● Task statement
Wherever the word "learning" appears in the entries, copy the whole line.

● Rows
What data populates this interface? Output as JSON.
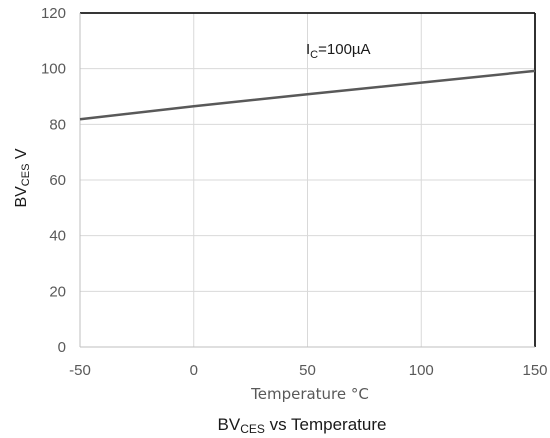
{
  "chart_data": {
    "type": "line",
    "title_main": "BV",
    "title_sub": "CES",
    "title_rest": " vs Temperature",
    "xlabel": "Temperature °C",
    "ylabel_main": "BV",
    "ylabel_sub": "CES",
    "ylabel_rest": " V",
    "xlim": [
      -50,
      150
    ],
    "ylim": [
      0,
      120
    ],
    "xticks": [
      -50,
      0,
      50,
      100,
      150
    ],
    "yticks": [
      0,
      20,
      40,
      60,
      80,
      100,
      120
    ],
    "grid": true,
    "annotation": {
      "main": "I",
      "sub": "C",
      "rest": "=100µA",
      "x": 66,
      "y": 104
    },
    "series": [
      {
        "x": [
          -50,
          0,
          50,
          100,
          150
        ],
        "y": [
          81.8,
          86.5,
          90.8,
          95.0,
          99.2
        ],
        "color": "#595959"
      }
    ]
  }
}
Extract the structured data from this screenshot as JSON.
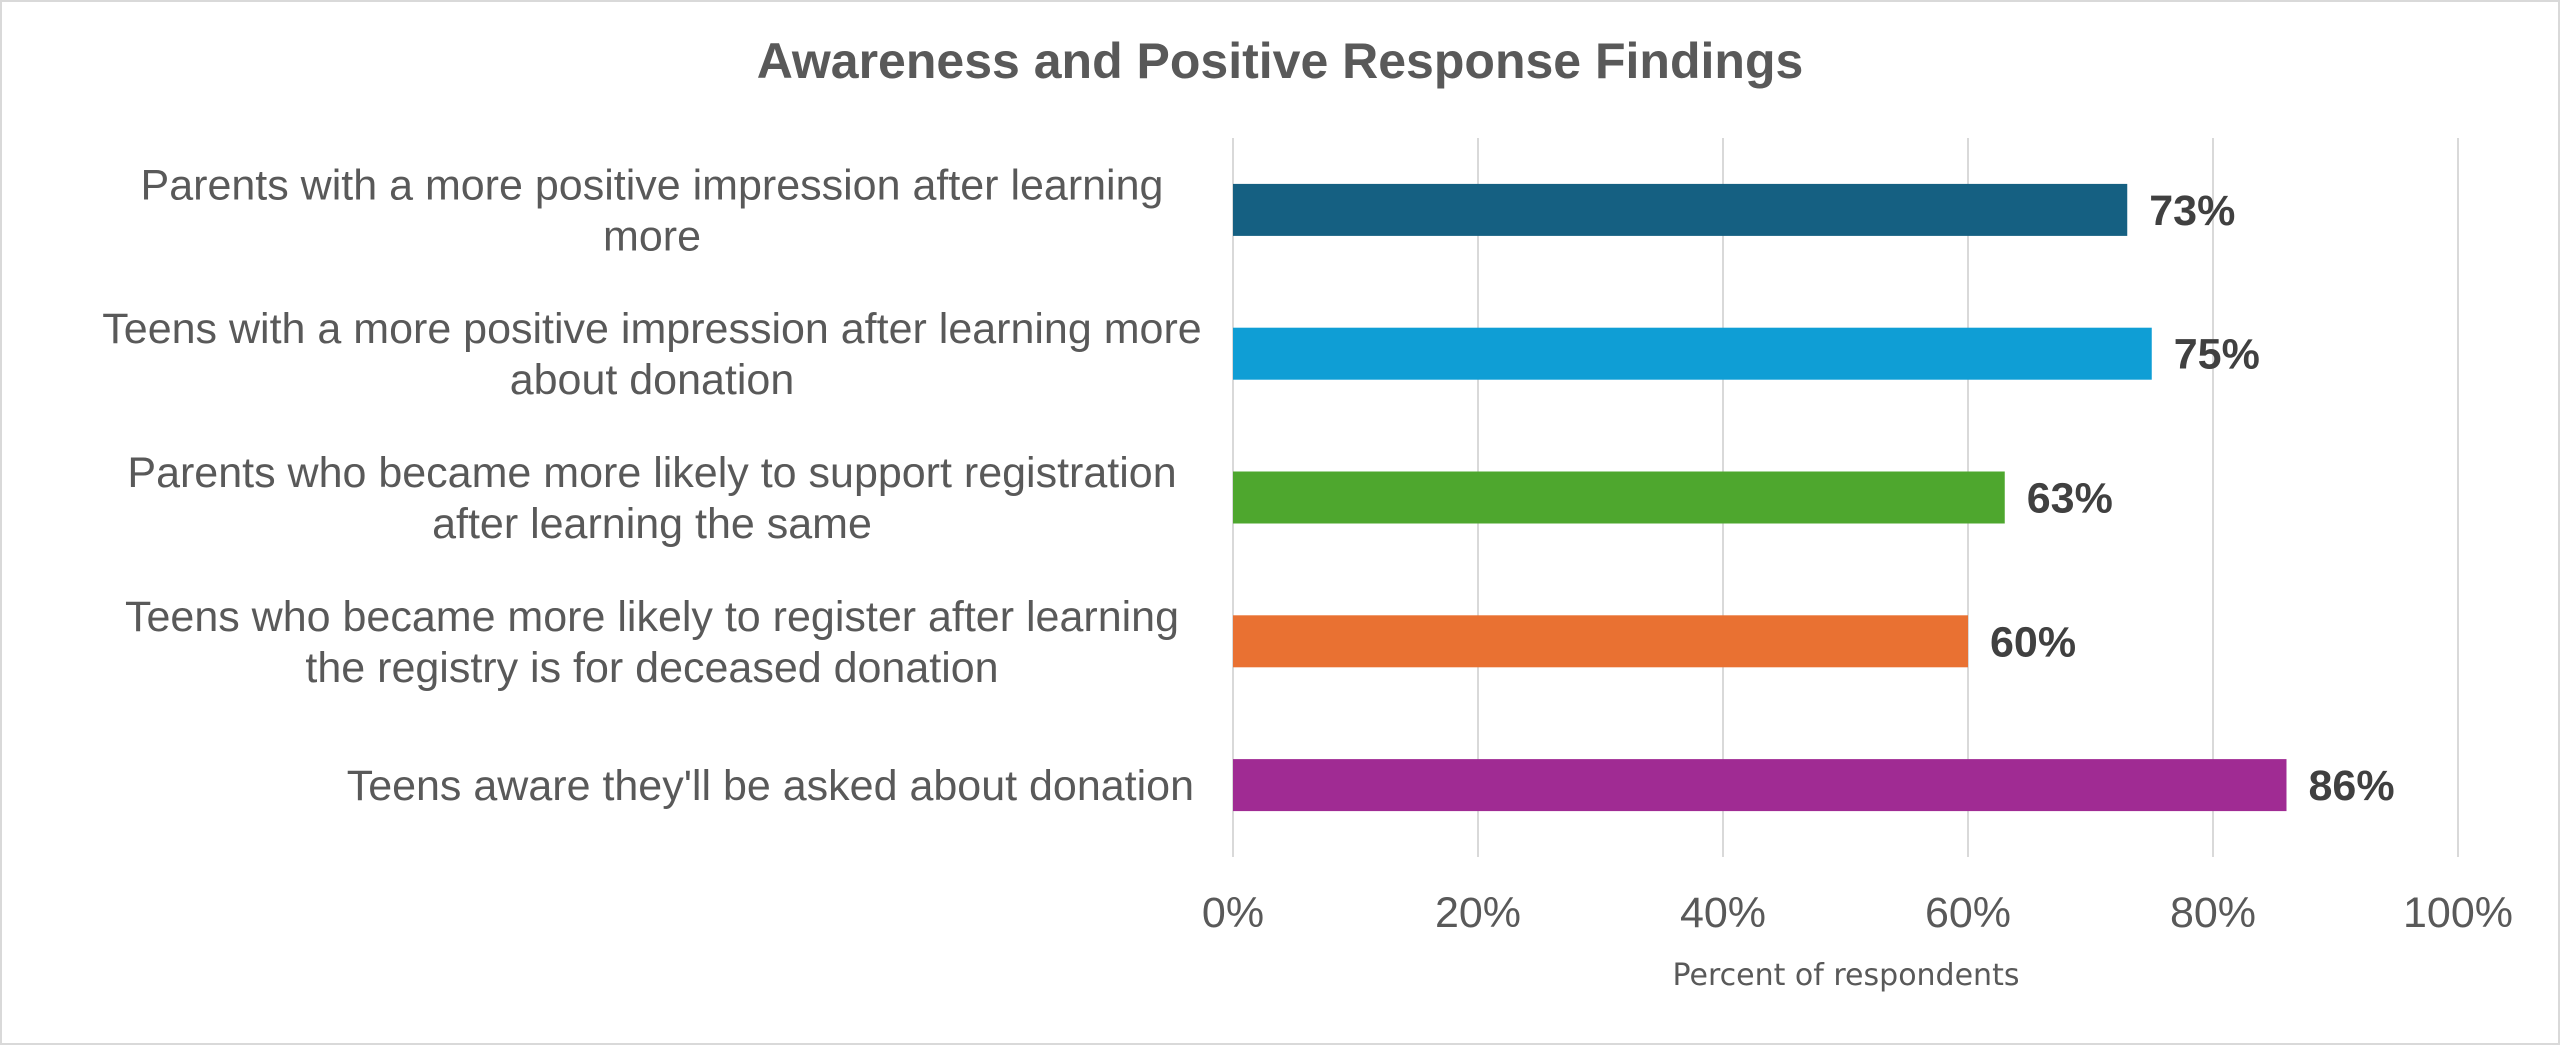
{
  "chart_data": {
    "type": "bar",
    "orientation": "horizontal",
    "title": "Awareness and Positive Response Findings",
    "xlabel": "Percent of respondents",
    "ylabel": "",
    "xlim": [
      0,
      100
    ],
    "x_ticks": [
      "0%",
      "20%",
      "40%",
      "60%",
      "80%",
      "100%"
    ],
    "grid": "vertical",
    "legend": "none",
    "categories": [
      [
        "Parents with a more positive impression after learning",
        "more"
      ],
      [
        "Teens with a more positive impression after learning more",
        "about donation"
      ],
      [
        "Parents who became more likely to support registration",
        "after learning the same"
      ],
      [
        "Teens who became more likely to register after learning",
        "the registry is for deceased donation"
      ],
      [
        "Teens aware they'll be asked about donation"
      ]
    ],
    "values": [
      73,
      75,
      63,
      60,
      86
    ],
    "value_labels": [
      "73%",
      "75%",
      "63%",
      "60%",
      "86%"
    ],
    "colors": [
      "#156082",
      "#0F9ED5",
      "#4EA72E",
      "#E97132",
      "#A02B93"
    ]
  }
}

● Output below
        "Parents with a more positive impression after learning",
        "Teens with a more positive impression after learning more",
        "after learning the same"
        "Teens who became more likely to register after learning",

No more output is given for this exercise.